What this task involves ->
Can you transcribe every entry word for word, skipping the images?

____

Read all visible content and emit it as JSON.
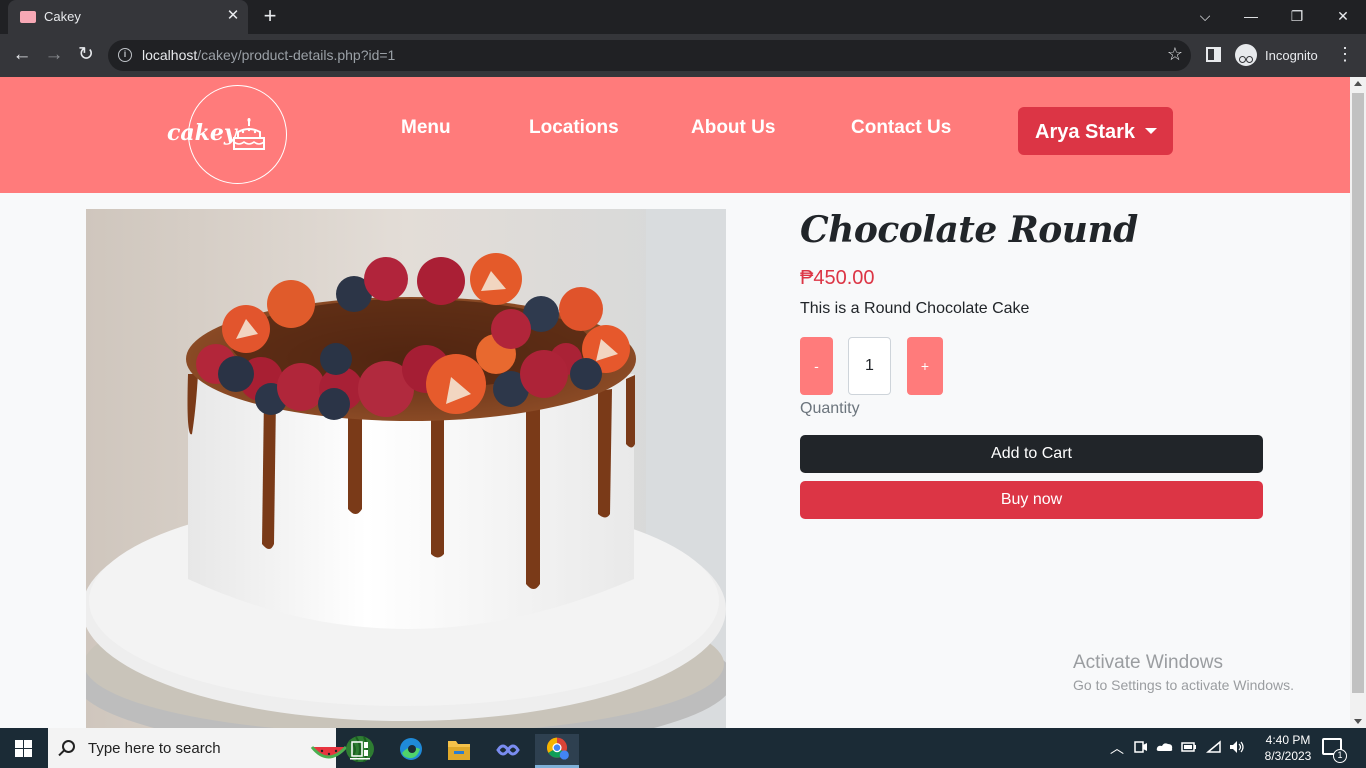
{
  "browser": {
    "tab_title": "Cakey",
    "tab_close": "✕",
    "new_tab": "+",
    "url_host": "localhost",
    "url_path": "/cakey/product-details.php?id=1",
    "profile_label": "Incognito",
    "window_controls": {
      "tab_search": "⌵",
      "minimize": "—",
      "restore": "❐",
      "close": "✕"
    },
    "nav": {
      "back": "←",
      "forward": "→",
      "reload": "↻",
      "bookmark": "☆",
      "menu": "⋮"
    }
  },
  "site": {
    "logo_text": "cakey",
    "nav_links": [
      "Menu",
      "Locations",
      "About Us",
      "Contact Us"
    ],
    "user_name": "Arya Stark"
  },
  "product": {
    "name": "Chocolate Round",
    "price": "₱450.00",
    "description": "This is a Round Chocolate Cake",
    "qty_minus": "-",
    "qty_plus": "+",
    "quantity": "1",
    "quantity_label": "Quantity",
    "add_to_cart": "Add to Cart",
    "buy_now": "Buy now"
  },
  "watermark": {
    "title": "Activate Windows",
    "subtitle": "Go to Settings to activate Windows."
  },
  "taskbar": {
    "search_placeholder": "Type here to search",
    "time": "4:40 PM",
    "date": "8/3/2023",
    "notification_count": "1",
    "tray_chevron": "︿",
    "tray_icons": [
      "meet-now-icon",
      "onedrive-icon",
      "battery-icon",
      "wifi-icon",
      "volume-icon"
    ],
    "pinned_apps": [
      "task-view-icon",
      "edge-icon",
      "file-explorer-icon",
      "app-icon",
      "chrome-icon"
    ]
  },
  "colors": {
    "navbar": "#ff7b7b",
    "danger": "#dc3545",
    "dark": "#212529"
  }
}
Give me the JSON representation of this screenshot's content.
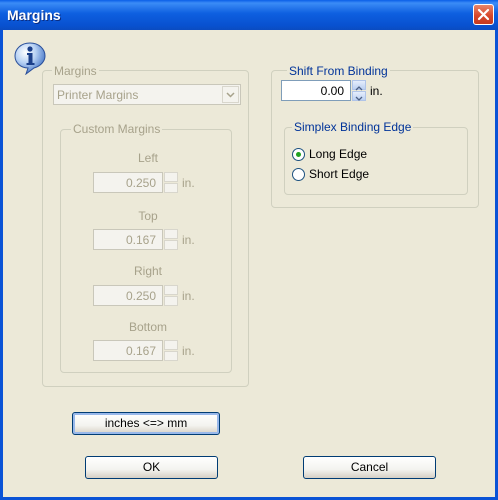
{
  "window": {
    "title": "Margins"
  },
  "left": {
    "group_label": "Margins",
    "preset_select": "Printer Margins",
    "custom": {
      "group_label": "Custom Margins",
      "unit": "in.",
      "fields": [
        {
          "label": "Left",
          "value": "0.250"
        },
        {
          "label": "Top",
          "value": "0.167"
        },
        {
          "label": "Right",
          "value": "0.250"
        },
        {
          "label": "Bottom",
          "value": "0.167"
        }
      ]
    }
  },
  "right": {
    "shift_group_label": "Shift From Binding",
    "shift_value": "0.00",
    "shift_unit": "in.",
    "simplex_group_label": "Simplex Binding Edge",
    "options": [
      {
        "label": "Long Edge",
        "selected": true
      },
      {
        "label": "Short Edge",
        "selected": false
      }
    ]
  },
  "buttons": {
    "convert": "inches <=> mm",
    "ok": "OK",
    "cancel": "Cancel"
  },
  "icons": {
    "close": "close-icon",
    "info": "info-icon"
  }
}
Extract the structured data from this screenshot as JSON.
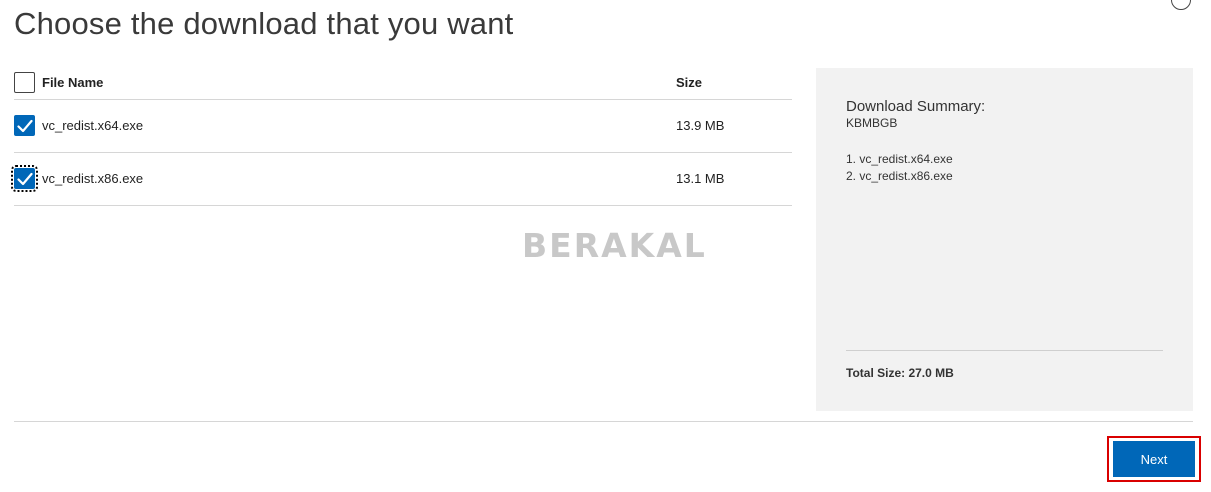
{
  "page": {
    "title": "Choose the download that you want"
  },
  "table": {
    "headers": {
      "name": "File Name",
      "size": "Size"
    },
    "rows": [
      {
        "name": "vc_redist.x64.exe",
        "size": "13.9 MB",
        "checked": true
      },
      {
        "name": "vc_redist.x86.exe",
        "size": "13.1 MB",
        "checked": true
      }
    ]
  },
  "watermark": "BERAKAL",
  "summary": {
    "title": "Download Summary:",
    "kb": "KBMBGB",
    "items": [
      "1. vc_redist.x64.exe",
      "2. vc_redist.x86.exe"
    ],
    "total": "Total Size: 27.0 MB"
  },
  "actions": {
    "next_label": "Next"
  },
  "colors": {
    "accent": "#0067b8",
    "highlight": "#d90000",
    "panel": "#f2f2f2"
  }
}
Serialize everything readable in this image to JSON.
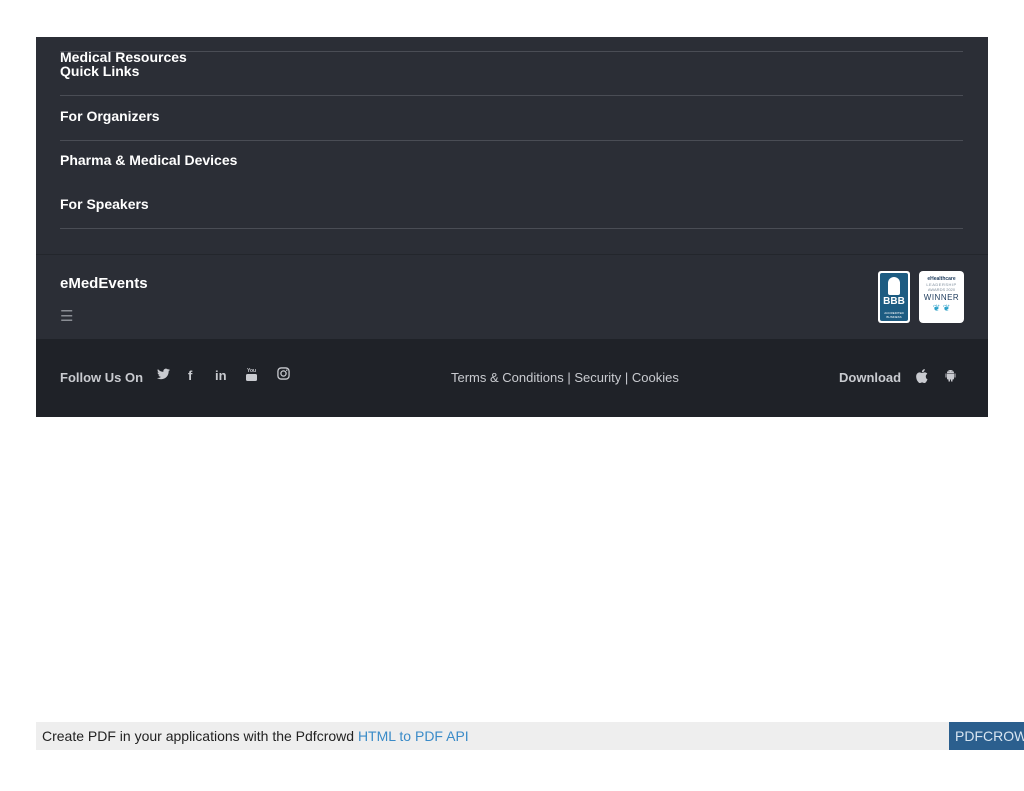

____

Answer to the problem ->
Read all visible content and emit it as JSON.
{
  "browser": {
    "tab_title": "Cakey",
    "tab_close": "✕",
    "new_tab": "+",
    "url_host": "localhost",
    "url_path": "/cakey/product-details.php?id=1",
    "profile_label": "Incognito",
    "window_controls": {
      "tab_search": "⌵",
      "minimize": "—",
      "restore": "❐",
      "close": "✕"
    },
    "nav": {
      "back": "←",
      "forward": "→",
      "reload": "↻",
      "bookmark": "☆",
      "menu": "⋮"
    }
  },
  "site": {
    "logo_text": "cakey",
    "nav_links": [
      "Menu",
      "Locations",
      "About Us",
      "Contact Us"
    ],
    "user_name": "Arya Stark"
  },
  "product": {
    "name": "Chocolate Round",
    "price": "₱450.00",
    "description": "This is a Round Chocolate Cake",
    "qty_minus": "-",
    "qty_plus": "+",
    "quantity": "1",
    "quantity_label": "Quantity",
    "add_to_cart": "Add to Cart",
    "buy_now": "Buy now"
  },
  "watermark": {
    "title": "Activate Windows",
    "subtitle": "Go to Settings to activate Windows."
  },
  "taskbar": {
    "search_placeholder": "Type here to search",
    "time": "4:40 PM",
    "date": "8/3/2023",
    "notification_count": "1",
    "tray_chevron": "︿",
    "tray_icons": [
      "meet-now-icon",
      "onedrive-icon",
      "battery-icon",
      "wifi-icon",
      "volume-icon"
    ],
    "pinned_apps": [
      "task-view-icon",
      "edge-icon",
      "file-explorer-icon",
      "app-icon",
      "chrome-icon"
    ]
  },
  "colors": {
    "navbar": "#ff7b7b",
    "danger": "#dc3545",
    "dark": "#212529"
  }
}
Give me the JSON representation of this screenshot's content.
{
  "window": {
    "title": "Margins"
  },
  "left": {
    "group_label": "Margins",
    "preset_select": "Printer Margins",
    "custom": {
      "group_label": "Custom Margins",
      "unit": "in.",
      "fields": [
        {
          "label": "Left",
          "value": "0.250"
        },
        {
          "label": "Top",
          "value": "0.167"
        },
        {
          "label": "Right",
          "value": "0.250"
        },
        {
          "label": "Bottom",
          "value": "0.167"
        }
      ]
    }
  },
  "right": {
    "shift_group_label": "Shift From Binding",
    "shift_value": "0.00",
    "shift_unit": "in.",
    "simplex_group_label": "Simplex Binding Edge",
    "options": [
      {
        "label": "Long Edge",
        "selected": true
      },
      {
        "label": "Short Edge",
        "selected": false
      }
    ]
  },
  "buttons": {
    "convert": "inches <=> mm",
    "ok": "OK",
    "cancel": "Cancel"
  },
  "icons": {
    "close": "close-icon",
    "info": "info-icon"
  }
}
Extract the structured data from this screenshot as JSON.
{
  "page": {
    "title": "Choose the download that you want"
  },
  "table": {
    "headers": {
      "name": "File Name",
      "size": "Size"
    },
    "rows": [
      {
        "name": "vc_redist.x64.exe",
        "size": "13.9 MB",
        "checked": true
      },
      {
        "name": "vc_redist.x86.exe",
        "size": "13.1 MB",
        "checked": true
      }
    ]
  },
  "watermark": "BERAKAL",
  "summary": {
    "title": "Download Summary:",
    "kb": "KBMBGB",
    "items": [
      "1. vc_redist.x64.exe",
      "2. vc_redist.x86.exe"
    ],
    "total": "Total Size: 27.0 MB"
  },
  "actions": {
    "next_label": "Next"
  },
  "colors": {
    "accent": "#0067b8",
    "highlight": "#d90000",
    "panel": "#f2f2f2"
  }
}
Serialize everything readable in this image to JSON.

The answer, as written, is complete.